--- Exercise instructions ---
Restate the records in their entirety, word for word.

--- Stored data ---
----------

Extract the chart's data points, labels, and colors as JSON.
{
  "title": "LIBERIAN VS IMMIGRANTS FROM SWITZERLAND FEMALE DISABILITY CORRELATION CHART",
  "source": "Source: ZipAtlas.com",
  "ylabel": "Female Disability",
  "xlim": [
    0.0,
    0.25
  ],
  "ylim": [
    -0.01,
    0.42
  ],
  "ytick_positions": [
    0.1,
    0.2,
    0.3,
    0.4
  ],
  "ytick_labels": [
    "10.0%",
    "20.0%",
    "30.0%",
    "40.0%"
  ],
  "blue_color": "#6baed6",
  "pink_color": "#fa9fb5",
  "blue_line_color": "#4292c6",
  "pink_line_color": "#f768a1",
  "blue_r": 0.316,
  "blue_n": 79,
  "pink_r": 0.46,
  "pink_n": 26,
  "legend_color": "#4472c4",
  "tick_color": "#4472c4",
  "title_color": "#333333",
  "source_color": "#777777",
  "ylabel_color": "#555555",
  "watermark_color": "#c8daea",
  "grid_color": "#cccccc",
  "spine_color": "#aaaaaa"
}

----------

--- Exercise answer ---
Extract the chart's data points, labels, and colors as JSON.
{
  "title": "LIBERIAN VS IMMIGRANTS FROM SWITZERLAND FEMALE DISABILITY CORRELATION CHART",
  "source": "Source: ZipAtlas.com",
  "ylabel": "Female Disability",
  "xlim": [
    0.0,
    0.25
  ],
  "ylim": [
    -0.01,
    0.42
  ],
  "ytick_positions": [
    0.1,
    0.2,
    0.3,
    0.4
  ],
  "ytick_labels": [
    "10.0%",
    "20.0%",
    "30.0%",
    "40.0%"
  ],
  "blue_color": "#6baed6",
  "pink_color": "#fa9fb5",
  "blue_line_color": "#4292c6",
  "pink_line_color": "#f768a1",
  "blue_r": 0.316,
  "blue_n": 79,
  "pink_r": 0.46,
  "pink_n": 26,
  "legend_color": "#4472c4",
  "tick_color": "#4472c4",
  "title_color": "#333333",
  "source_color": "#777777",
  "ylabel_color": "#555555",
  "watermark_color": "#c8daea",
  "grid_color": "#cccccc",
  "spine_color": "#aaaaaa"
}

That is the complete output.